Problem details:
In the items below, substitute "month-label" for every "x-tick-label" and keep everything else the same.
--- BEGIN Available records ---
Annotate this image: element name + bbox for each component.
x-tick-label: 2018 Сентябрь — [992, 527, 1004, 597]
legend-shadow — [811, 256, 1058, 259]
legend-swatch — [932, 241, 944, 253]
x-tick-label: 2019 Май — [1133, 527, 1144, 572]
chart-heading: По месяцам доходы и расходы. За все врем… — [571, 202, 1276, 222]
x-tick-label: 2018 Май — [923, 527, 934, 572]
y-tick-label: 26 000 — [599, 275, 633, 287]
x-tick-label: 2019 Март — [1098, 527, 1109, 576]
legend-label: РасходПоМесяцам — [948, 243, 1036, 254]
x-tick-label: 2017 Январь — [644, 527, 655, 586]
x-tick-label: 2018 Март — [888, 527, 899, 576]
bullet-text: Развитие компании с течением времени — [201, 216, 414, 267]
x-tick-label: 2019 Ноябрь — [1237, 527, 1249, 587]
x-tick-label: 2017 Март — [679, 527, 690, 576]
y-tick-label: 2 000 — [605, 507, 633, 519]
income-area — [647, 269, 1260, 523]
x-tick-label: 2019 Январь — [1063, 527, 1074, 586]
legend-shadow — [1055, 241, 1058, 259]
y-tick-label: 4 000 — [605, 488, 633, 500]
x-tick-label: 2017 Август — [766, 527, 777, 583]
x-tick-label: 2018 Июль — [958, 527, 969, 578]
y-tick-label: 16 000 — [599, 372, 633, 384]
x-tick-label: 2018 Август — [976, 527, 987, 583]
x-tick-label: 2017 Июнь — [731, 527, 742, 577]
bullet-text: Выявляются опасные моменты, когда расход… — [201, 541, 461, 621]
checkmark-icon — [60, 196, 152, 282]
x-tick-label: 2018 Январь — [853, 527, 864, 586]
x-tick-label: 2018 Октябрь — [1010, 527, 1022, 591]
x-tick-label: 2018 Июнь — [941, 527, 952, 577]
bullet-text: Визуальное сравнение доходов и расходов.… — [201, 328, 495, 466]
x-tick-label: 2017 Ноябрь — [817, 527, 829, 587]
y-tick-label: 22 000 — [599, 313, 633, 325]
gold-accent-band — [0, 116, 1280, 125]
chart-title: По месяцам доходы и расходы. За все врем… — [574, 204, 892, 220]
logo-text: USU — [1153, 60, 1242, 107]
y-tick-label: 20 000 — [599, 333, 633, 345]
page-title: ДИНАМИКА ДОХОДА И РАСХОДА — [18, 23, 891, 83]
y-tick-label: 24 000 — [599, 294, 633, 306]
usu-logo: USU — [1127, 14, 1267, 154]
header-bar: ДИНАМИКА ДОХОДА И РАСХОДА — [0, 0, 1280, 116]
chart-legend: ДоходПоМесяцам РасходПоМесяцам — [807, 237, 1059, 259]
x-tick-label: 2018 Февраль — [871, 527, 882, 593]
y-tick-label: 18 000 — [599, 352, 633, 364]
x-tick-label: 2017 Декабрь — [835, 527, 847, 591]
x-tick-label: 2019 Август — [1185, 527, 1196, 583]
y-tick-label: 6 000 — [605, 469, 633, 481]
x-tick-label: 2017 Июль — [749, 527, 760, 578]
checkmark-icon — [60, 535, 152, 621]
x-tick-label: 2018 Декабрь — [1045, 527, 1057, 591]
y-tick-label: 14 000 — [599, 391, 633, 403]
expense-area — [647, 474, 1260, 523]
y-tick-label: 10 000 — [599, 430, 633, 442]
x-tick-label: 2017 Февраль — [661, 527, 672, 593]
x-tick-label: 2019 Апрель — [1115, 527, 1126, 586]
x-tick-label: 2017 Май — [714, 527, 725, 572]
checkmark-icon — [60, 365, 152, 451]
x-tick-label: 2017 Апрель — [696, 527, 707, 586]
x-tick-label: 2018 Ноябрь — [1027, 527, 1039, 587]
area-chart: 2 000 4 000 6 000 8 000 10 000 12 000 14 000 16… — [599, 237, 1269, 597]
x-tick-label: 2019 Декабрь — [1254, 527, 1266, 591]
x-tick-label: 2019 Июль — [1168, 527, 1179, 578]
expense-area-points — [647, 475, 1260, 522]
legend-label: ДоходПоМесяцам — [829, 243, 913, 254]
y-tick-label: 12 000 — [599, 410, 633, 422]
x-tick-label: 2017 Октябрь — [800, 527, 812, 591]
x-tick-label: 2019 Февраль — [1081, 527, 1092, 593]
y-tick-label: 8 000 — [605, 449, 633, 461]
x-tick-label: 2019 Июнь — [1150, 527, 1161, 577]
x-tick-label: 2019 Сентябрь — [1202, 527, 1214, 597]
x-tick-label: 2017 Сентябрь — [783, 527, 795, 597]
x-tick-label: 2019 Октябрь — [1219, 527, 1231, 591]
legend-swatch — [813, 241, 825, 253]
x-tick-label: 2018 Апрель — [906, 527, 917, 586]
--- END Available records ---
Completed task:
Annotate this image: element name + bbox for each component.
month-label: 2018 Сентябрь — [992, 527, 1004, 597]
legend-shadow — [811, 256, 1058, 259]
legend-swatch — [932, 241, 944, 253]
month-label: 2019 Май — [1133, 527, 1144, 572]
chart-heading: По месяцам доходы и расходы. За все врем… — [571, 202, 1276, 222]
month-label: 2018 Май — [923, 527, 934, 572]
y-tick-label: 26 000 — [599, 275, 633, 287]
month-label: 2019 Март — [1098, 527, 1109, 576]
legend-label: РасходПоМесяцам — [948, 243, 1036, 254]
month-label: 2017 Январь — [644, 527, 655, 586]
month-label: 2018 Март — [888, 527, 899, 576]
bullet-text: Развитие компании с течением времени — [201, 216, 414, 267]
month-label: 2019 Ноябрь — [1237, 527, 1249, 587]
month-label: 2017 Март — [679, 527, 690, 576]
y-tick-label: 2 000 — [605, 507, 633, 519]
income-area — [647, 269, 1260, 523]
month-label: 2019 Январь — [1063, 527, 1074, 586]
legend-shadow — [1055, 241, 1058, 259]
y-tick-label: 4 000 — [605, 488, 633, 500]
month-label: 2017 Август — [766, 527, 777, 583]
month-label: 2018 Июль — [958, 527, 969, 578]
y-tick-label: 16 000 — [599, 372, 633, 384]
month-label: 2018 Август — [976, 527, 987, 583]
month-label: 2017 Июнь — [731, 527, 742, 577]
bullet-text: Выявляются опасные моменты, когда расход… — [201, 541, 461, 621]
checkmark-icon — [60, 196, 152, 282]
month-label: 2018 Январь — [853, 527, 864, 586]
month-label: 2018 Октябрь — [1010, 527, 1022, 591]
month-label: 2018 Июнь — [941, 527, 952, 577]
bullet-text: Визуальное сравнение доходов и расходов.… — [201, 328, 495, 466]
month-label: 2017 Ноябрь — [817, 527, 829, 587]
y-tick-label: 22 000 — [599, 313, 633, 325]
gold-accent-band — [0, 116, 1280, 125]
chart-title: По месяцам доходы и расходы. За все врем… — [574, 204, 892, 220]
logo-text: USU — [1153, 60, 1242, 107]
y-tick-label: 20 000 — [599, 333, 633, 345]
page-title: ДИНАМИКА ДОХОДА И РАСХОДА — [18, 23, 891, 83]
y-tick-label: 24 000 — [599, 294, 633, 306]
usu-logo: USU — [1127, 14, 1267, 154]
header-bar: ДИНАМИКА ДОХОДА И РАСХОДА — [0, 0, 1280, 116]
chart-legend: ДоходПоМесяцам РасходПоМесяцам — [807, 237, 1059, 259]
month-label: 2018 Февраль — [871, 527, 882, 593]
y-tick-label: 18 000 — [599, 352, 633, 364]
month-label: 2017 Декабрь — [835, 527, 847, 591]
month-label: 2019 Август — [1185, 527, 1196, 583]
y-tick-label: 6 000 — [605, 469, 633, 481]
month-label: 2017 Июль — [749, 527, 760, 578]
checkmark-icon — [60, 535, 152, 621]
month-label: 2018 Декабрь — [1045, 527, 1057, 591]
y-tick-label: 14 000 — [599, 391, 633, 403]
expense-area — [647, 474, 1260, 523]
y-tick-label: 10 000 — [599, 430, 633, 442]
month-label: 2017 Февраль — [661, 527, 672, 593]
month-label: 2019 Апрель — [1115, 527, 1126, 586]
month-label: 2017 Май — [714, 527, 725, 572]
checkmark-icon — [60, 365, 152, 451]
month-label: 2017 Апрель — [696, 527, 707, 586]
month-label: 2018 Ноябрь — [1027, 527, 1039, 587]
area-chart: 2 000 4 000 6 000 8 000 10 000 12 000 14 000 16… — [599, 237, 1269, 597]
month-label: 2019 Декабрь — [1254, 527, 1266, 591]
month-label: 2019 Июль — [1168, 527, 1179, 578]
expense-area-points — [647, 475, 1260, 522]
legend-label: ДоходПоМесяцам — [829, 243, 913, 254]
y-tick-label: 12 000 — [599, 410, 633, 422]
month-label: 2017 Октябрь — [800, 527, 812, 591]
month-label: 2019 Февраль — [1081, 527, 1092, 593]
y-tick-label: 8 000 — [605, 449, 633, 461]
month-label: 2019 Июнь — [1150, 527, 1161, 577]
month-label: 2019 Сентябрь — [1202, 527, 1214, 597]
month-label: 2017 Сентябрь — [783, 527, 795, 597]
month-label: 2019 Октябрь — [1219, 527, 1231, 591]
legend-swatch — [813, 241, 825, 253]
month-label: 2018 Апрель — [906, 527, 917, 586]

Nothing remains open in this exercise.